*Record set*.
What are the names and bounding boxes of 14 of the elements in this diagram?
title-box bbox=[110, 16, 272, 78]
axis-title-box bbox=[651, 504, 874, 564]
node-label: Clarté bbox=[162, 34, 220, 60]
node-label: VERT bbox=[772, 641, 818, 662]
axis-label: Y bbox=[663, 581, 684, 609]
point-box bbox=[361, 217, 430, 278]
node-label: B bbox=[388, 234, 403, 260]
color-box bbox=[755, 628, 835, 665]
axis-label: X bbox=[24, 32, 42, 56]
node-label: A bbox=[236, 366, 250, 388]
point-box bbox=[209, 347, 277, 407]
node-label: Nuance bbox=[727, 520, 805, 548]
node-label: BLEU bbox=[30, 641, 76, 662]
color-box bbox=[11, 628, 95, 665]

*Exercise objective*.
Reproduce the listing above verbatim, from its first line through the line that contains "axis-label: X bbox=[24, 32, 42, 56]", including both of those lines.

*The solution*.
What are the names and bounding boxes of 14 of the elements in this diagram?
title-box bbox=[110, 16, 272, 78]
axis-title-box bbox=[651, 504, 874, 564]
node-label: Clarté bbox=[162, 34, 220, 60]
node-label: VERT bbox=[772, 641, 818, 662]
axis-label: Y bbox=[663, 581, 684, 609]
point-box bbox=[361, 217, 430, 278]
node-label: B bbox=[388, 234, 403, 260]
color-box bbox=[755, 628, 835, 665]
axis-label: X bbox=[24, 32, 42, 56]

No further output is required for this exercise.